Exact repetition is required: reproduce every line of the data.

▼

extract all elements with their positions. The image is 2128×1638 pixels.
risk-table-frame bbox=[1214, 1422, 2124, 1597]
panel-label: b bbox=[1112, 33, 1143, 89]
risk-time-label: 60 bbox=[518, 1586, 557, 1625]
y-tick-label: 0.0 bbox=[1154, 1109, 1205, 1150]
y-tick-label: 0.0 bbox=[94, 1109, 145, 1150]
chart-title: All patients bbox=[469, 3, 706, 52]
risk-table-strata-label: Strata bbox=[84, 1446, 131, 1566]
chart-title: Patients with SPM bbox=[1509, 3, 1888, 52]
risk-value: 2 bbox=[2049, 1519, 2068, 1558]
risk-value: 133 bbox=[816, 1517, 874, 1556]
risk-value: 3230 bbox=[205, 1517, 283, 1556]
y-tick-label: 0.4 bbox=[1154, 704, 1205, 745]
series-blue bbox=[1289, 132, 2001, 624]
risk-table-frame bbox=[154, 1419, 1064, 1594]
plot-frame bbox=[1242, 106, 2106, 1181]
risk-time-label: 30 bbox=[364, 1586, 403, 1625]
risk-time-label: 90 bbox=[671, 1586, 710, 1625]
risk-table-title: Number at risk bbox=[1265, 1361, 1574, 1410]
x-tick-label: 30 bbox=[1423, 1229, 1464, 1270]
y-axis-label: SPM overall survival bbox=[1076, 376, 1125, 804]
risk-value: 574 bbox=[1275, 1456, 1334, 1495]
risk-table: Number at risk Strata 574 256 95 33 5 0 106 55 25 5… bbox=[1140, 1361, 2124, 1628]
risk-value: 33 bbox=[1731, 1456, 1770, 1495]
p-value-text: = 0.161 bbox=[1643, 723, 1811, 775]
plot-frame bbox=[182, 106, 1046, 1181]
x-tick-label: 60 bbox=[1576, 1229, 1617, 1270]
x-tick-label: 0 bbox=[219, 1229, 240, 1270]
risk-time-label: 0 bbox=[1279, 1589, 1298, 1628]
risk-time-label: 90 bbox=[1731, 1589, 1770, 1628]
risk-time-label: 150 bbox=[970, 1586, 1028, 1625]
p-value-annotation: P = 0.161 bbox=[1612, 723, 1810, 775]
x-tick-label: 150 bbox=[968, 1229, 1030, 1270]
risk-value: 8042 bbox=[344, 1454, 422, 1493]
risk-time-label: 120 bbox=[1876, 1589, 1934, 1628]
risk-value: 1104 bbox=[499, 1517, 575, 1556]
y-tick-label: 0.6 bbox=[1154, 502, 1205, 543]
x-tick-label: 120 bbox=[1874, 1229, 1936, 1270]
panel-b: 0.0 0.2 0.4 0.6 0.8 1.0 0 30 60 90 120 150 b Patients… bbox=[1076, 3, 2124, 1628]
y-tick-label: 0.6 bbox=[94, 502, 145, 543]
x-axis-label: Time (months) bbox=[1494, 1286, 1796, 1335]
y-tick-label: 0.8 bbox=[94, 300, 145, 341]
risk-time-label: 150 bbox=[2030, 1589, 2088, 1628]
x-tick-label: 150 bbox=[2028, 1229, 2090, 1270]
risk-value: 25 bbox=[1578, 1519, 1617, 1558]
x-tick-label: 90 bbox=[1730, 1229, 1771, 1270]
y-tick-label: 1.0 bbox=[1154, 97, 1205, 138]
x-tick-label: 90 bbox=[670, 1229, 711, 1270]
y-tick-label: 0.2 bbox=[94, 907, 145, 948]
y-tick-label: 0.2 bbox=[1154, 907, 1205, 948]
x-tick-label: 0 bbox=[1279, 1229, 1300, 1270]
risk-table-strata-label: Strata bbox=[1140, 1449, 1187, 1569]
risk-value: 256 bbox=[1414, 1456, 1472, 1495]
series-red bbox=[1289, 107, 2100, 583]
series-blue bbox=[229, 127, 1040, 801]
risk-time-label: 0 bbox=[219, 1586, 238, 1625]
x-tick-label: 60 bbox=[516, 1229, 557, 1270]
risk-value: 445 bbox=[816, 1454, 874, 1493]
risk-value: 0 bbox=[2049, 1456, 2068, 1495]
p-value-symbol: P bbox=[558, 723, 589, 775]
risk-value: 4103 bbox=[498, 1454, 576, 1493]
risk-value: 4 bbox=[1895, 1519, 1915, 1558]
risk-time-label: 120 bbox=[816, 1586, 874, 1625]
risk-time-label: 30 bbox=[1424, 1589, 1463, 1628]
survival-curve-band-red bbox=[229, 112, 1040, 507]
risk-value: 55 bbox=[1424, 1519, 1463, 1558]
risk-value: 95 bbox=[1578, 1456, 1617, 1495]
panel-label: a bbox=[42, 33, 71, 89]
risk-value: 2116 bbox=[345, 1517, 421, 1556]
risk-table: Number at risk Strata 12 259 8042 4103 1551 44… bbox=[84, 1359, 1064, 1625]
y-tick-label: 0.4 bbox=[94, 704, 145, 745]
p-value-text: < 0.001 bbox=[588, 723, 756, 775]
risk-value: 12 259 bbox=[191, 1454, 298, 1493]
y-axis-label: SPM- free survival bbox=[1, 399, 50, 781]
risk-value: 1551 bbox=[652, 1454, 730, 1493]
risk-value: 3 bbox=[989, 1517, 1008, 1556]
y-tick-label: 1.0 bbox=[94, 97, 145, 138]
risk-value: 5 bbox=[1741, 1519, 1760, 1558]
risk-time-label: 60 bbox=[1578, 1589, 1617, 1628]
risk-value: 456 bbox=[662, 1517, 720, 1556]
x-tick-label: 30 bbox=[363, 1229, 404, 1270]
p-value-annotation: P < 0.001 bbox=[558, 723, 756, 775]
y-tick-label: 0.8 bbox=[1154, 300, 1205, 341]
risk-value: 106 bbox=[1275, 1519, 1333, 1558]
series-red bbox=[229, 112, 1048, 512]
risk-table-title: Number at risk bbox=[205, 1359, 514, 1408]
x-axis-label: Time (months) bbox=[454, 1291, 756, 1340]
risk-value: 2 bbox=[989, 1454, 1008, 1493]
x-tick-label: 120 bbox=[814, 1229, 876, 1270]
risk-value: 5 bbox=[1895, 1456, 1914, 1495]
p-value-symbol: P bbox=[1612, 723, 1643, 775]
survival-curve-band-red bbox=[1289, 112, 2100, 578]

▲

◆ The answer ◆
extract all elements with their positions. The image is 2128×1638 pixels.
risk-table-frame bbox=[1214, 1422, 2124, 1597]
panel-label: b bbox=[1112, 33, 1143, 89]
risk-time-label: 60 bbox=[518, 1586, 557, 1625]
y-tick-label: 0.0 bbox=[1154, 1109, 1205, 1150]
y-tick-label: 0.0 bbox=[94, 1109, 145, 1150]
chart-title: All patients bbox=[469, 3, 706, 52]
risk-table-strata-label: Strata bbox=[84, 1446, 131, 1566]
chart-title: Patients with SPM bbox=[1509, 3, 1888, 52]
risk-value: 2 bbox=[2049, 1519, 2068, 1558]
risk-value: 133 bbox=[816, 1517, 874, 1556]
risk-value: 3230 bbox=[205, 1517, 283, 1556]
y-tick-label: 0.4 bbox=[1154, 704, 1205, 745]
series-blue bbox=[1289, 132, 2001, 624]
risk-table-frame bbox=[154, 1419, 1064, 1594]
plot-frame bbox=[1242, 106, 2106, 1181]
risk-time-label: 30 bbox=[364, 1586, 403, 1625]
risk-time-label: 90 bbox=[671, 1586, 710, 1625]
risk-table-title: Number at risk bbox=[1265, 1361, 1574, 1410]
x-tick-label: 30 bbox=[1423, 1229, 1464, 1270]
y-axis-label: SPM overall survival bbox=[1076, 376, 1125, 804]
risk-value: 574 bbox=[1275, 1456, 1334, 1495]
risk-table: Number at risk Strata 574 256 95 33 5 0 106 55 25 5… bbox=[1140, 1361, 2124, 1628]
risk-value: 33 bbox=[1731, 1456, 1770, 1495]
p-value-text: = 0.161 bbox=[1643, 723, 1811, 775]
plot-frame bbox=[182, 106, 1046, 1181]
x-tick-label: 60 bbox=[1576, 1229, 1617, 1270]
x-tick-label: 0 bbox=[219, 1229, 240, 1270]
risk-time-label: 0 bbox=[1279, 1589, 1298, 1628]
risk-time-label: 90 bbox=[1731, 1589, 1770, 1628]
risk-time-label: 150 bbox=[970, 1586, 1028, 1625]
p-value-annotation: P = 0.161 bbox=[1612, 723, 1810, 775]
x-tick-label: 150 bbox=[968, 1229, 1030, 1270]
risk-value: 8042 bbox=[344, 1454, 422, 1493]
risk-time-label: 120 bbox=[1876, 1589, 1934, 1628]
risk-value: 1104 bbox=[499, 1517, 575, 1556]
y-tick-label: 0.6 bbox=[1154, 502, 1205, 543]
x-tick-label: 120 bbox=[1874, 1229, 1936, 1270]
panel-b: 0.0 0.2 0.4 0.6 0.8 1.0 0 30 60 90 120 150 b Patients… bbox=[1076, 3, 2124, 1628]
y-tick-label: 0.6 bbox=[94, 502, 145, 543]
x-axis-label: Time (months) bbox=[1494, 1286, 1796, 1335]
y-tick-label: 0.8 bbox=[94, 300, 145, 341]
risk-time-label: 150 bbox=[2030, 1589, 2088, 1628]
x-tick-label: 150 bbox=[2028, 1229, 2090, 1270]
risk-value: 25 bbox=[1578, 1519, 1617, 1558]
x-tick-label: 90 bbox=[1730, 1229, 1771, 1270]
y-tick-label: 1.0 bbox=[1154, 97, 1205, 138]
x-tick-label: 90 bbox=[670, 1229, 711, 1270]
y-tick-label: 0.2 bbox=[94, 907, 145, 948]
y-tick-label: 0.2 bbox=[1154, 907, 1205, 948]
x-tick-label: 0 bbox=[1279, 1229, 1300, 1270]
risk-table-strata-label: Strata bbox=[1140, 1449, 1187, 1569]
risk-value: 256 bbox=[1414, 1456, 1472, 1495]
series-red bbox=[1289, 107, 2100, 583]
series-blue bbox=[229, 127, 1040, 801]
risk-time-label: 0 bbox=[219, 1586, 238, 1625]
x-tick-label: 60 bbox=[516, 1229, 557, 1270]
risk-value: 445 bbox=[816, 1454, 874, 1493]
risk-value: 0 bbox=[2049, 1456, 2068, 1495]
p-value-symbol: P bbox=[558, 723, 589, 775]
risk-value: 4103 bbox=[498, 1454, 576, 1493]
risk-value: 4 bbox=[1895, 1519, 1915, 1558]
risk-time-label: 120 bbox=[816, 1586, 874, 1625]
risk-time-label: 30 bbox=[1424, 1589, 1463, 1628]
survival-curve-band-red bbox=[229, 112, 1040, 507]
risk-value: 55 bbox=[1424, 1519, 1463, 1558]
risk-value: 95 bbox=[1578, 1456, 1617, 1495]
panel-label: a bbox=[42, 33, 71, 89]
risk-value: 2116 bbox=[345, 1517, 421, 1556]
risk-table: Number at risk Strata 12 259 8042 4103 1551 44… bbox=[84, 1359, 1064, 1625]
y-tick-label: 0.4 bbox=[94, 704, 145, 745]
p-value-text: < 0.001 bbox=[588, 723, 756, 775]
risk-value: 12 259 bbox=[191, 1454, 298, 1493]
y-axis-label: SPM- free survival bbox=[1, 399, 50, 781]
risk-value: 1551 bbox=[652, 1454, 730, 1493]
risk-value: 3 bbox=[989, 1517, 1008, 1556]
y-tick-label: 1.0 bbox=[94, 97, 145, 138]
risk-value: 5 bbox=[1741, 1519, 1760, 1558]
risk-time-label: 60 bbox=[1578, 1589, 1617, 1628]
risk-value: 456 bbox=[662, 1517, 720, 1556]
x-tick-label: 30 bbox=[363, 1229, 404, 1270]
p-value-annotation: P < 0.001 bbox=[558, 723, 756, 775]
y-tick-label: 0.8 bbox=[1154, 300, 1205, 341]
risk-value: 106 bbox=[1275, 1519, 1333, 1558]
series-red bbox=[229, 112, 1048, 512]
risk-table-title: Number at risk bbox=[205, 1359, 514, 1408]
x-axis-label: Time (months) bbox=[454, 1291, 756, 1340]
risk-value: 2 bbox=[989, 1454, 1008, 1493]
x-tick-label: 120 bbox=[814, 1229, 876, 1270]
risk-value: 5 bbox=[1895, 1456, 1914, 1495]
p-value-symbol: P bbox=[1612, 723, 1643, 775]
survival-curve-band-red bbox=[1289, 112, 2100, 578]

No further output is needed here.